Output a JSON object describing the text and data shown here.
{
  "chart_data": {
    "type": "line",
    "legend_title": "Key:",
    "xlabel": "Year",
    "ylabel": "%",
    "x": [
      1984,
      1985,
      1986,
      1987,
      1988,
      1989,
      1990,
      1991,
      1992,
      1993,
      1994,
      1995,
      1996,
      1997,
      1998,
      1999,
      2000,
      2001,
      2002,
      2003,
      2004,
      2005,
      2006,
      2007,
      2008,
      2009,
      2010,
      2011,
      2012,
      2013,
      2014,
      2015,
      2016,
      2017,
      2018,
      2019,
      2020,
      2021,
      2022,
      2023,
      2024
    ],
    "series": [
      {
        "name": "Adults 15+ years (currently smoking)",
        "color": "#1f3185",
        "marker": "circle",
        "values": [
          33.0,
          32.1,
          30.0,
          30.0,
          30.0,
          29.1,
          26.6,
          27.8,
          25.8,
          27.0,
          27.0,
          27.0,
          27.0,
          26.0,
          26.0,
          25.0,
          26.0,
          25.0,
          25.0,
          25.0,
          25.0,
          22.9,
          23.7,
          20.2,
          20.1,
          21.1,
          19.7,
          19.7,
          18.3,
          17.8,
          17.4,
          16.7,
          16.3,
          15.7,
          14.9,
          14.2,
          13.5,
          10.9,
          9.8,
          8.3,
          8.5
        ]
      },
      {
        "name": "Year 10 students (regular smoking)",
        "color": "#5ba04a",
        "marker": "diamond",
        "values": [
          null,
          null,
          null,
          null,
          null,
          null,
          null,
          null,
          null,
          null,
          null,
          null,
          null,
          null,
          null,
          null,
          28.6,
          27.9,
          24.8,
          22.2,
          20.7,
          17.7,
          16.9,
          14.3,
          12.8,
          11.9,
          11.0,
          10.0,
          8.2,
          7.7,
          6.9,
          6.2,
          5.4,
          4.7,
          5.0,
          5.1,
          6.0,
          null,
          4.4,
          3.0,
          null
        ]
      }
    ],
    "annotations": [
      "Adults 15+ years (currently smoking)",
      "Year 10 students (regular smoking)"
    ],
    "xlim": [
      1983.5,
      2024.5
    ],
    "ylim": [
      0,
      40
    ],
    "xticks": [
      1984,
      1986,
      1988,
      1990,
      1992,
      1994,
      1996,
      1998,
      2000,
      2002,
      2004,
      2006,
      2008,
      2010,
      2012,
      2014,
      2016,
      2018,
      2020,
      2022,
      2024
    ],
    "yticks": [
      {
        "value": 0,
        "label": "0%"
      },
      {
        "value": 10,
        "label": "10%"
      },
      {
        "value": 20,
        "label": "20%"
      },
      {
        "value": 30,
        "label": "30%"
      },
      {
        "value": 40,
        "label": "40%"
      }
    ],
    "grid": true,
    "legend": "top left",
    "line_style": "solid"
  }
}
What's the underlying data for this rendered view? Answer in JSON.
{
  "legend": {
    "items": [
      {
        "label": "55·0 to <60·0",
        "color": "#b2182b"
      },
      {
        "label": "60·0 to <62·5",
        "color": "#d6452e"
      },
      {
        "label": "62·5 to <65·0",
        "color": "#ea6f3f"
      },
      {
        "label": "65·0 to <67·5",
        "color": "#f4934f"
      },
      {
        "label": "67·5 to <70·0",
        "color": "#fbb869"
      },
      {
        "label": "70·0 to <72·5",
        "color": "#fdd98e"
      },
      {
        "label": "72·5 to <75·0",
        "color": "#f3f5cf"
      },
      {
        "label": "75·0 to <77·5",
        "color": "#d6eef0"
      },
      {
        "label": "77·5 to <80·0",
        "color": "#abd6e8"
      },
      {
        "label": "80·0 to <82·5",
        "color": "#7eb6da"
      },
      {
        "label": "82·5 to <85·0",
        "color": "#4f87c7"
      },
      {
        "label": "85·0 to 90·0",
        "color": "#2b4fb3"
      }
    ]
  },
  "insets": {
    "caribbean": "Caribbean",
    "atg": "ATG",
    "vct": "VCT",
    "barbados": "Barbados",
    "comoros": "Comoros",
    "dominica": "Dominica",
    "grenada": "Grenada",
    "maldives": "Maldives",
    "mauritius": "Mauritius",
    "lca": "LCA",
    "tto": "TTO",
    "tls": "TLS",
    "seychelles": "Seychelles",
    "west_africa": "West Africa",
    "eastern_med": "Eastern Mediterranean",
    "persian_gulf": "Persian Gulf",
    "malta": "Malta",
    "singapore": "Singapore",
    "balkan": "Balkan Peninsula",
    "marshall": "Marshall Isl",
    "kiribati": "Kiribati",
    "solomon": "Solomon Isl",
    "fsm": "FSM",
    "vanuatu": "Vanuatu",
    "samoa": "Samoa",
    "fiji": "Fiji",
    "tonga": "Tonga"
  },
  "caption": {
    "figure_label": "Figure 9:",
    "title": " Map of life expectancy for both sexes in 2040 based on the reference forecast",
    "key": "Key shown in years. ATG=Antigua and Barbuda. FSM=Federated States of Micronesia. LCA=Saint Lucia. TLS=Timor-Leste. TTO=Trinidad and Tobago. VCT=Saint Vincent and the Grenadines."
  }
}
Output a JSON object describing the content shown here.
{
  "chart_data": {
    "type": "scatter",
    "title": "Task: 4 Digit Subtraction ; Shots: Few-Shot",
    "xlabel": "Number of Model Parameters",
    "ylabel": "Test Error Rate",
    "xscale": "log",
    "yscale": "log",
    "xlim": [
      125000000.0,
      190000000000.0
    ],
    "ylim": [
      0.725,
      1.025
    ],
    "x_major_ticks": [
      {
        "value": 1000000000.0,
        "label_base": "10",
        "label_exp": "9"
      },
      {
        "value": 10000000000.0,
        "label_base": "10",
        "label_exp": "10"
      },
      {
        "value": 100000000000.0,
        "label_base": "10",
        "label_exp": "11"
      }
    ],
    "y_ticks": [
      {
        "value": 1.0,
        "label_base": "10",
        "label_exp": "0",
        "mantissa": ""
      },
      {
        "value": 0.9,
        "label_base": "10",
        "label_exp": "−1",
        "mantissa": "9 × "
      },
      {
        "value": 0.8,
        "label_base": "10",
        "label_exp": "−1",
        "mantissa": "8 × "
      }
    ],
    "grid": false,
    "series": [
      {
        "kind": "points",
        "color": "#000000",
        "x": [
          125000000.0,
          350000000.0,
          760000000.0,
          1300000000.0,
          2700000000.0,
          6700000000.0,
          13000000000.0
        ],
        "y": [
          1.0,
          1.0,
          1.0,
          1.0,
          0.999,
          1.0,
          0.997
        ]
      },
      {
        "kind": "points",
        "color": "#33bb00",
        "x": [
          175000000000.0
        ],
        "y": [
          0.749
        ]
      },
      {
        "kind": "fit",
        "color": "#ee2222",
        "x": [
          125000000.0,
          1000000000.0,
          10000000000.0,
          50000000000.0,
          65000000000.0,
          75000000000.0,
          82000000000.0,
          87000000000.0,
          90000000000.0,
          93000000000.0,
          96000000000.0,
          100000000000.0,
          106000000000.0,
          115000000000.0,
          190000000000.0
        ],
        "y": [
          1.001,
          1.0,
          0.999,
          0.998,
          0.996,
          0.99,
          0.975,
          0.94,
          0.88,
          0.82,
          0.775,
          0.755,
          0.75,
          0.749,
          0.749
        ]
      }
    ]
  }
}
==============================
» **WHAT YOU WILL DO**: Print the whole listing exactly as it is.

» **OUTPUT OF THE TASK**:
Output a JSON object describing the text and data shown here.
{
  "chart_data": {
    "type": "line",
    "legend_title": "Key:",
    "xlabel": "Year",
    "ylabel": "%",
    "x": [
      1984,
      1985,
      1986,
      1987,
      1988,
      1989,
      1990,
      1991,
      1992,
      1993,
      1994,
      1995,
      1996,
      1997,
      1998,
      1999,
      2000,
      2001,
      2002,
      2003,
      2004,
      2005,
      2006,
      2007,
      2008,
      2009,
      2010,
      2011,
      2012,
      2013,
      2014,
      2015,
      2016,
      2017,
      2018,
      2019,
      2020,
      2021,
      2022,
      2023,
      2024
    ],
    "series": [
      {
        "name": "Adults 15+ years (currently smoking)",
        "color": "#1f3185",
        "marker": "circle",
        "values": [
          33.0,
          32.1,
          30.0,
          30.0,
          30.0,
          29.1,
          26.6,
          27.8,
          25.8,
          27.0,
          27.0,
          27.0,
          27.0,
          26.0,
          26.0,
          25.0,
          26.0,
          25.0,
          25.0,
          25.0,
          25.0,
          22.9,
          23.7,
          20.2,
          20.1,
          21.1,
          19.7,
          19.7,
          18.3,
          17.8,
          17.4,
          16.7,
          16.3,
          15.7,
          14.9,
          14.2,
          13.5,
          10.9,
          9.8,
          8.3,
          8.5
        ]
      },
      {
        "name": "Year 10 students (regular smoking)",
        "color": "#5ba04a",
        "marker": "diamond",
        "values": [
          null,
          null,
          null,
          null,
          null,
          null,
          null,
          null,
          null,
          null,
          null,
          null,
          null,
          null,
          null,
          null,
          28.6,
          27.9,
          24.8,
          22.2,
          20.7,
          17.7,
          16.9,
          14.3,
          12.8,
          11.9,
          11.0,
          10.0,
          8.2,
          7.7,
          6.9,
          6.2,
          5.4,
          4.7,
          5.0,
          5.1,
          6.0,
          null,
          4.4,
          3.0,
          null
        ]
      }
    ],
    "annotations": [
      "Adults 15+ years (currently smoking)",
      "Year 10 students (regular smoking)"
    ],
    "xlim": [
      1983.5,
      2024.5
    ],
    "ylim": [
      0,
      40
    ],
    "xticks": [
      1984,
      1986,
      1988,
      1990,
      1992,
      1994,
      1996,
      1998,
      2000,
      2002,
      2004,
      2006,
      2008,
      2010,
      2012,
      2014,
      2016,
      2018,
      2020,
      2022,
      2024
    ],
    "yticks": [
      {
        "value": 0,
        "label": "0%"
      },
      {
        "value": 10,
        "label": "10%"
      },
      {
        "value": 20,
        "label": "20%"
      },
      {
        "value": 30,
        "label": "30%"
      },
      {
        "value": 40,
        "label": "40%"
      }
    ],
    "grid": true,
    "legend": "top left",
    "line_style": "solid"
  }
}
What's the underlying data for this rendered view? Answer in JSON.
{
  "legend": {
    "items": [
      {
        "label": "55·0 to <60·0",
        "color": "#b2182b"
      },
      {
        "label": "60·0 to <62·5",
        "color": "#d6452e"
      },
      {
        "label": "62·5 to <65·0",
        "color": "#ea6f3f"
      },
      {
        "label": "65·0 to <67·5",
        "color": "#f4934f"
      },
      {
        "label": "67·5 to <70·0",
        "color": "#fbb869"
      },
      {
        "label": "70·0 to <72·5",
        "color": "#fdd98e"
      },
      {
        "label": "72·5 to <75·0",
        "color": "#f3f5cf"
      },
      {
        "label": "75·0 to <77·5",
        "color": "#d6eef0"
      },
      {
        "label": "77·5 to <80·0",
        "color": "#abd6e8"
      },
      {
        "label": "80·0 to <82·5",
        "color": "#7eb6da"
      },
      {
        "label": "82·5 to <85·0",
        "color": "#4f87c7"
      },
      {
        "label": "85·0 to 90·0",
        "color": "#2b4fb3"
      }
    ]
  },
  "insets": {
    "caribbean": "Caribbean",
    "atg": "ATG",
    "vct": "VCT",
    "barbados": "Barbados",
    "comoros": "Comoros",
    "dominica": "Dominica",
    "grenada": "Grenada",
    "maldives": "Maldives",
    "mauritius": "Mauritius",
    "lca": "LCA",
    "tto": "TTO",
    "tls": "TLS",
    "seychelles": "Seychelles",
    "west_africa": "West Africa",
    "eastern_med": "Eastern Mediterranean",
    "persian_gulf": "Persian Gulf",
    "malta": "Malta",
    "singapore": "Singapore",
    "balkan": "Balkan Peninsula",
    "marshall": "Marshall Isl",
    "kiribati": "Kiribati",
    "solomon": "Solomon Isl",
    "fsm": "FSM",
    "vanuatu": "Vanuatu",
    "samoa": "Samoa",
    "fiji": "Fiji",
    "tonga": "Tonga"
  },
  "caption": {
    "figure_label": "Figure 9:",
    "title": " Map of life expectancy for both sexes in 2040 based on the reference forecast",
    "key": "Key shown in years. ATG=Antigua and Barbuda. FSM=Federated States of Micronesia. LCA=Saint Lucia. TLS=Timor-Leste. TTO=Trinidad and Tobago. VCT=Saint Vincent and the Grenadines."
  }
}
Output a JSON object describing the content shown here.
{
  "chart_data": {
    "type": "scatter",
    "title": "Task: 4 Digit Subtraction ; Shots: Few-Shot",
    "xlabel": "Number of Model Parameters",
    "ylabel": "Test Error Rate",
    "xscale": "log",
    "yscale": "log",
    "xlim": [
      125000000.0,
      190000000000.0
    ],
    "ylim": [
      0.725,
      1.025
    ],
    "x_major_ticks": [
      {
        "value": 1000000000.0,
        "label_base": "10",
        "label_exp": "9"
      },
      {
        "value": 10000000000.0,
        "label_base": "10",
        "label_exp": "10"
      },
      {
        "value": 100000000000.0,
        "label_base": "10",
        "label_exp": "11"
      }
    ],
    "y_ticks": [
      {
        "value": 1.0,
        "label_base": "10",
        "label_exp": "0",
        "mantissa": ""
      },
      {
        "value": 0.9,
        "label_base": "10",
        "label_exp": "−1",
        "mantissa": "9 × "
      },
      {
        "value": 0.8,
        "label_base": "10",
        "label_exp": "−1",
        "mantissa": "8 × "
      }
    ],
    "grid": false,
    "series": [
      {
        "kind": "points",
        "color": "#000000",
        "x": [
          125000000.0,
          350000000.0,
          760000000.0,
          1300000000.0,
          2700000000.0,
          6700000000.0,
          13000000000.0
        ],
        "y": [
          1.0,
          1.0,
          1.0,
          1.0,
          0.999,
          1.0,
          0.997
        ]
      },
      {
        "kind": "points",
        "color": "#33bb00",
        "x": [
          175000000000.0
        ],
        "y": [
          0.749
        ]
      },
      {
        "kind": "fit",
        "color": "#ee2222",
        "x": [
          125000000.0,
          1000000000.0,
          10000000000.0,
          50000000000.0,
          65000000000.0,
          75000000000.0,
          82000000000.0,
          87000000000.0,
          90000000000.0,
          93000000000.0,
          96000000000.0,
          100000000000.0,
          106000000000.0,
          115000000000.0,
          190000000000.0
        ],
        "y": [
          1.001,
          1.0,
          0.999,
          0.998,
          0.996,
          0.99,
          0.975,
          0.94,
          0.88,
          0.82,
          0.775,
          0.755,
          0.75,
          0.749,
          0.749
        ]
      }
    ]
  }
}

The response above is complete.